> _Prompt_
Find the string "left" and gather every line that holds it.

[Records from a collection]
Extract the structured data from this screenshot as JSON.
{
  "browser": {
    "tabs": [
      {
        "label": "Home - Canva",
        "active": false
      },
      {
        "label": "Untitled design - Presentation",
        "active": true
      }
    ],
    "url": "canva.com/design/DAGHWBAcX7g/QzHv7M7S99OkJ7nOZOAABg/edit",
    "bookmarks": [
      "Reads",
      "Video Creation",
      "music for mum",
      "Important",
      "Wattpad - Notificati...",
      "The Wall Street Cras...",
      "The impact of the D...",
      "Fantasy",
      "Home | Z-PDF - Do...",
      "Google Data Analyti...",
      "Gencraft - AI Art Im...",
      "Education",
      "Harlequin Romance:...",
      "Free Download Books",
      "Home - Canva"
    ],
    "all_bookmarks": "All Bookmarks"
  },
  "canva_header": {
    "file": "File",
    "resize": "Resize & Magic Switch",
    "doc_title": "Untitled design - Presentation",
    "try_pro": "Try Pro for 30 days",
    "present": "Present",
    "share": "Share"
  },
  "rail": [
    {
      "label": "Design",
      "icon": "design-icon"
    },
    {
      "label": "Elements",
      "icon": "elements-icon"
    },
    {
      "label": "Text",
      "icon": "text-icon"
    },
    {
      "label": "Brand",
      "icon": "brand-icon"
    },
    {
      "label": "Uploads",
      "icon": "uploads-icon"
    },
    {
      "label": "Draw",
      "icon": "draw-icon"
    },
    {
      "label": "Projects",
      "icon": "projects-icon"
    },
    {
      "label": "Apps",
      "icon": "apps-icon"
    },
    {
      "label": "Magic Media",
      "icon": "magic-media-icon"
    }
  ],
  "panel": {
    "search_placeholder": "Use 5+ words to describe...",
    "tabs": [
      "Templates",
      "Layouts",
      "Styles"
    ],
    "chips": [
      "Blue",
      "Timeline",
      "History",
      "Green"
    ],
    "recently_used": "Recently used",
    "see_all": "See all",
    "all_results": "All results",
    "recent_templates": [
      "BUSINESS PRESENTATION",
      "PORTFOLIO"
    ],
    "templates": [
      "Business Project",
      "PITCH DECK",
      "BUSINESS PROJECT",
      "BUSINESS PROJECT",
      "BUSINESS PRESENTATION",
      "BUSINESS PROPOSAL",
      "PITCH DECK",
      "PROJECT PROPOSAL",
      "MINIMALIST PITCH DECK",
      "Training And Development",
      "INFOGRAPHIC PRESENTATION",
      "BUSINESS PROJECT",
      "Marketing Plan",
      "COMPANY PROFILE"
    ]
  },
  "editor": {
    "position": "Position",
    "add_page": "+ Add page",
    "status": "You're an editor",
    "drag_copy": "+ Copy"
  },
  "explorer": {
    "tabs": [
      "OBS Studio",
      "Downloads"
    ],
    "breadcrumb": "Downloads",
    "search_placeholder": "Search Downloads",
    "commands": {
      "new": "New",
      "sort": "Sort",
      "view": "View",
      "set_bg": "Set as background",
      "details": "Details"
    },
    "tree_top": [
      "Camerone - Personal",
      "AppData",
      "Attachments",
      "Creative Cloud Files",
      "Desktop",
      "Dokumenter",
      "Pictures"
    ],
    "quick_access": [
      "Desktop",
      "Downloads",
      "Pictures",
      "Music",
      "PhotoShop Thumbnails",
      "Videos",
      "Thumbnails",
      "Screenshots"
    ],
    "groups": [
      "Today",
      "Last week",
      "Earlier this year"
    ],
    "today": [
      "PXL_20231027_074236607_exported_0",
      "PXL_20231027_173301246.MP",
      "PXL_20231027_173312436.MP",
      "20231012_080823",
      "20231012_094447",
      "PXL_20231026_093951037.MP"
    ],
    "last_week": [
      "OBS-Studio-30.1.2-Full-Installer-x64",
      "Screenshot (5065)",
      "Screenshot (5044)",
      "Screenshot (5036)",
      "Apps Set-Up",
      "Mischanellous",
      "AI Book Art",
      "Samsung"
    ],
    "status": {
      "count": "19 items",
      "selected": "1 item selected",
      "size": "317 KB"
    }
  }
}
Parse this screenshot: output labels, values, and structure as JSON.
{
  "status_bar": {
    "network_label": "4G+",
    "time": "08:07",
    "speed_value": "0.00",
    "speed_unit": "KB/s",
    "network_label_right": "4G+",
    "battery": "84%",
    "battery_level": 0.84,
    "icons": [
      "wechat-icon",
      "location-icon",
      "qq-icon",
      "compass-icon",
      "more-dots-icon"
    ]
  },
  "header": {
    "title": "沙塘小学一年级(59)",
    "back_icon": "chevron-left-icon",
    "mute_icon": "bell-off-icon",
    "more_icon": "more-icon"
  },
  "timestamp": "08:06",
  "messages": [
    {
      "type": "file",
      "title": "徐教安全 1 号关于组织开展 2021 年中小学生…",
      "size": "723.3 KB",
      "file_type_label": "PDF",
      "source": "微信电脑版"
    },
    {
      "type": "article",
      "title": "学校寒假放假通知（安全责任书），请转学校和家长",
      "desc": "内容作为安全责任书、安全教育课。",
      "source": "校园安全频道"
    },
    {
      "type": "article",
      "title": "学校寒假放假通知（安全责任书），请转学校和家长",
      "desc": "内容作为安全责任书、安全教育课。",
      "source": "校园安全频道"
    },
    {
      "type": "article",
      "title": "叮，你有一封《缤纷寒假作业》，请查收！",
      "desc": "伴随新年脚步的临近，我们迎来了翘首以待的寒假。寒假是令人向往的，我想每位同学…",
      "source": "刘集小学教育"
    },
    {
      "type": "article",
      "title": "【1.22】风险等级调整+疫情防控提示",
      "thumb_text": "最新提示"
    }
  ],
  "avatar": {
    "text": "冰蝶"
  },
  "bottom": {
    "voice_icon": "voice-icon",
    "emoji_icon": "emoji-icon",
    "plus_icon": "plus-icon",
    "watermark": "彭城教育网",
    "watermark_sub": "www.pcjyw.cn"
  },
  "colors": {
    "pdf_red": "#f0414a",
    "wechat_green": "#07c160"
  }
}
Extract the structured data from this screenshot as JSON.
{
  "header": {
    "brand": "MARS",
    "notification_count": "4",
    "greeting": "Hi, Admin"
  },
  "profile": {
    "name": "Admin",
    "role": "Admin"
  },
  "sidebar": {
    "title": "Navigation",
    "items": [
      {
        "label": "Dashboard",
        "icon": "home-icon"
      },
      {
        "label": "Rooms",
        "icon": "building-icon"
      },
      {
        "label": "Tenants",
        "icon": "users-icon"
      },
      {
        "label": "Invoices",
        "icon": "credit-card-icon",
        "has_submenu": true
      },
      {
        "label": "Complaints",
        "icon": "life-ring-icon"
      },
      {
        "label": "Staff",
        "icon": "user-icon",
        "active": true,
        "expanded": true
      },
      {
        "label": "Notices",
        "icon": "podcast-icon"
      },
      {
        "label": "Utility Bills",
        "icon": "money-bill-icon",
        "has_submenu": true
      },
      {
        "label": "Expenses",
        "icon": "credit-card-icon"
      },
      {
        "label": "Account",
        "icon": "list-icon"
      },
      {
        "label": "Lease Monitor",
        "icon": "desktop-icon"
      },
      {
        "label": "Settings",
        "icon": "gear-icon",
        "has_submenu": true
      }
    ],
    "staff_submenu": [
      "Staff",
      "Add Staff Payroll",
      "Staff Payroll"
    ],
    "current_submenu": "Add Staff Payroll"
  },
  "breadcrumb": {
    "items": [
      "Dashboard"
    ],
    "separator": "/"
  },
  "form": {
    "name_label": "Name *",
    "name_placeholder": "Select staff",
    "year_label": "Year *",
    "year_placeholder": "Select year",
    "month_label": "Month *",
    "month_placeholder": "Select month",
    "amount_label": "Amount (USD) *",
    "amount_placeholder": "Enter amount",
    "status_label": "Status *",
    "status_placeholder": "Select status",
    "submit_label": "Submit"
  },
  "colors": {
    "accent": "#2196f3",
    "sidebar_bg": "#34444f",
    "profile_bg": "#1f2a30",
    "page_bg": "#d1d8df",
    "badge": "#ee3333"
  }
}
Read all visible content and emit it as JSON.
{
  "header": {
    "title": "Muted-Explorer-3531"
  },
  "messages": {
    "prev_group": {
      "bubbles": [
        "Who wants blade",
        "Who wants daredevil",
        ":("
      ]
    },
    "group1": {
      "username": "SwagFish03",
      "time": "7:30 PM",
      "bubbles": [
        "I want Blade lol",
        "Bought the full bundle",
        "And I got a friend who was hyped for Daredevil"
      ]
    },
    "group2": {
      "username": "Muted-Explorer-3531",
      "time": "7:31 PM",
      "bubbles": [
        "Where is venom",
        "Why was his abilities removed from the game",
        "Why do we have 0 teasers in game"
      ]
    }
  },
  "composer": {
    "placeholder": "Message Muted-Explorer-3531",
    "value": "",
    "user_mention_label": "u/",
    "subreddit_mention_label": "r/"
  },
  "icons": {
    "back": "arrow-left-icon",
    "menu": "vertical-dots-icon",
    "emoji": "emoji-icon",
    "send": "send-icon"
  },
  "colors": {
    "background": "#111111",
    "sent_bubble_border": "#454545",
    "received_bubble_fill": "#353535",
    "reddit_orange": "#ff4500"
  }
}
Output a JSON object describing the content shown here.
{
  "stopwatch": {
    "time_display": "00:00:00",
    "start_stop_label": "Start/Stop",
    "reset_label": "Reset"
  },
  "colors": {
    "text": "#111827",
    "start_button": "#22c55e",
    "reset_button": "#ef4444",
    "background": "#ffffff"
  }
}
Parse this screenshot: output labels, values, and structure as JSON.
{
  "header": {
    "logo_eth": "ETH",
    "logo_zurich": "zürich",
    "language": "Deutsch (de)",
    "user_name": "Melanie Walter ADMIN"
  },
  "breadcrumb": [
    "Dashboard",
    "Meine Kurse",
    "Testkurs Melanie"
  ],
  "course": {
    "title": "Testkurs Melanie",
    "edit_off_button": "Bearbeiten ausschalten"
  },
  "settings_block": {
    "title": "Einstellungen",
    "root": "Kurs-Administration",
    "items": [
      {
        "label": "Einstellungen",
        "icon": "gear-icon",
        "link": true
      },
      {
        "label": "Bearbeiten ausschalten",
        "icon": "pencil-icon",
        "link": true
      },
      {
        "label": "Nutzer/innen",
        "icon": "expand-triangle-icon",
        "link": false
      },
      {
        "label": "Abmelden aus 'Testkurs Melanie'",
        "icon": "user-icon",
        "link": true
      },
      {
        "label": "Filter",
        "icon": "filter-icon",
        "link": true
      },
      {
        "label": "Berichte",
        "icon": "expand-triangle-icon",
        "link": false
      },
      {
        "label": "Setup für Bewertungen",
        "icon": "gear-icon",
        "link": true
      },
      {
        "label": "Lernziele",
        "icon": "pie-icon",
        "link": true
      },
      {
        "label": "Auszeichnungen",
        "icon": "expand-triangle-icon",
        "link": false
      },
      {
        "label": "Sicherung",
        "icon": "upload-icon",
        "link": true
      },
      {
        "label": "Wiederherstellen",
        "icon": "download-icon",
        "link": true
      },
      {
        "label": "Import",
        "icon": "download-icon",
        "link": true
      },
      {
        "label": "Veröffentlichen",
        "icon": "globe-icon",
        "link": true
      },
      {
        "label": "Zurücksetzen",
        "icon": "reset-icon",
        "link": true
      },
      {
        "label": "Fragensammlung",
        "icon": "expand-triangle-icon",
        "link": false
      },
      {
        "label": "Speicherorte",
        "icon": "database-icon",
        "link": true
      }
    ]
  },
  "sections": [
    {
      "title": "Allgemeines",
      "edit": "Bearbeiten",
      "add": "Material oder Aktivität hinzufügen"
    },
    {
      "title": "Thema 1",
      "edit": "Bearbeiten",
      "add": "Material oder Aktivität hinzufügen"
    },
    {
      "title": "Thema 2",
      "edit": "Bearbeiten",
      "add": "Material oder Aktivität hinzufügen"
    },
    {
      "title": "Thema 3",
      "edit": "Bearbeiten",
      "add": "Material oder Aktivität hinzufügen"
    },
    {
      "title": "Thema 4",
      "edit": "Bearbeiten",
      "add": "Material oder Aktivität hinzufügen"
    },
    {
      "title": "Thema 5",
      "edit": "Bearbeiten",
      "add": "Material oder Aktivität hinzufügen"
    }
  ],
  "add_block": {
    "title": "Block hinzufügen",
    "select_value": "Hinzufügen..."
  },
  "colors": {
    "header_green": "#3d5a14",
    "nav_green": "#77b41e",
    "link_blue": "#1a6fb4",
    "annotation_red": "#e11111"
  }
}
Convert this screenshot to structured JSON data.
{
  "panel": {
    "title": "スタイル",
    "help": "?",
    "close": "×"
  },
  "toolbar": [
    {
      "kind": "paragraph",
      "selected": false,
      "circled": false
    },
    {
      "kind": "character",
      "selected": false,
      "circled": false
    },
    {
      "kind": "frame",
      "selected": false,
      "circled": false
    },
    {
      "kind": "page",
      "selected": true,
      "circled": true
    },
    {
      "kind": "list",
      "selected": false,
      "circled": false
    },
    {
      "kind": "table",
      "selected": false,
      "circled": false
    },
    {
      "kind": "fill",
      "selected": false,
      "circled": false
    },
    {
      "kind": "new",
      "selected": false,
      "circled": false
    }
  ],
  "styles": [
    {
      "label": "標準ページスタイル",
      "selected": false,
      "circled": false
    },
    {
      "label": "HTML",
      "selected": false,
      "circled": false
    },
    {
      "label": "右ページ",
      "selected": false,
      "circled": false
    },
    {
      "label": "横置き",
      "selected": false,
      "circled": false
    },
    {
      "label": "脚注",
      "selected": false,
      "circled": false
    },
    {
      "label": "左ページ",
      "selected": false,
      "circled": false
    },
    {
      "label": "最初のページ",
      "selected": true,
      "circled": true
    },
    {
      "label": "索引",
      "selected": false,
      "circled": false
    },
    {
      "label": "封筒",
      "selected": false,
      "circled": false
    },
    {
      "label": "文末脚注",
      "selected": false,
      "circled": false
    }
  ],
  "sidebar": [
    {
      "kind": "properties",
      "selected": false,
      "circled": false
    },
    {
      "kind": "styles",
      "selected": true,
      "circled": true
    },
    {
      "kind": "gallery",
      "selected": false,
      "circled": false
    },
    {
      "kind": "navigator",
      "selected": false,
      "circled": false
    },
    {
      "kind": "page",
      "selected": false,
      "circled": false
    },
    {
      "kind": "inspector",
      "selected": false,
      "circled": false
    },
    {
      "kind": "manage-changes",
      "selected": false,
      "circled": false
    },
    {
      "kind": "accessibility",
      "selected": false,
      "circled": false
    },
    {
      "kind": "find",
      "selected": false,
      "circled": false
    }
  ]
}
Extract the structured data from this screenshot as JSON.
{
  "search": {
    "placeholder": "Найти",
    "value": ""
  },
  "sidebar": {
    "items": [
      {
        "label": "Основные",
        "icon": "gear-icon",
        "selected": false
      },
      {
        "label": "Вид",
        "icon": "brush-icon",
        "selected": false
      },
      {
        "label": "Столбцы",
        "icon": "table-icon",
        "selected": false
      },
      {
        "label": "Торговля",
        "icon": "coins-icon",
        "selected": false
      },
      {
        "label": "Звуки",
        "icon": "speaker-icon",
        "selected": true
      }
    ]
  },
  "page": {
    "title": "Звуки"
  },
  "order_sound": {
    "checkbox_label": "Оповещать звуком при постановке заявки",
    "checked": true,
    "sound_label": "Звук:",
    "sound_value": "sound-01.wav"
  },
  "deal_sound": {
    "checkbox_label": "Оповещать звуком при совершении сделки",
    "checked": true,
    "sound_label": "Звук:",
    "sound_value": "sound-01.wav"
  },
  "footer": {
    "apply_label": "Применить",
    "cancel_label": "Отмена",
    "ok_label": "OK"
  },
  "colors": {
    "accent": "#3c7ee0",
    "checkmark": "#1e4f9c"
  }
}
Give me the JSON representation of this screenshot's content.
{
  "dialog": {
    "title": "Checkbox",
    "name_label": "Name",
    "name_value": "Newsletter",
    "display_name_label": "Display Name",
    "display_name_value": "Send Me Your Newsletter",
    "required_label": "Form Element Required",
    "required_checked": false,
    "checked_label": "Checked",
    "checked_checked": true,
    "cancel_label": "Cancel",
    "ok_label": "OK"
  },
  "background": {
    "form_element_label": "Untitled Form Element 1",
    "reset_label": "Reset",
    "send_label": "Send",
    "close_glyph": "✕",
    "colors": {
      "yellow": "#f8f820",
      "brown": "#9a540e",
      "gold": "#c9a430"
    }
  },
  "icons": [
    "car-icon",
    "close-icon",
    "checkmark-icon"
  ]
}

> _Response for this exercise_
    "back_icon": "chevron-left-icon",
    "back": "arrow-left-icon",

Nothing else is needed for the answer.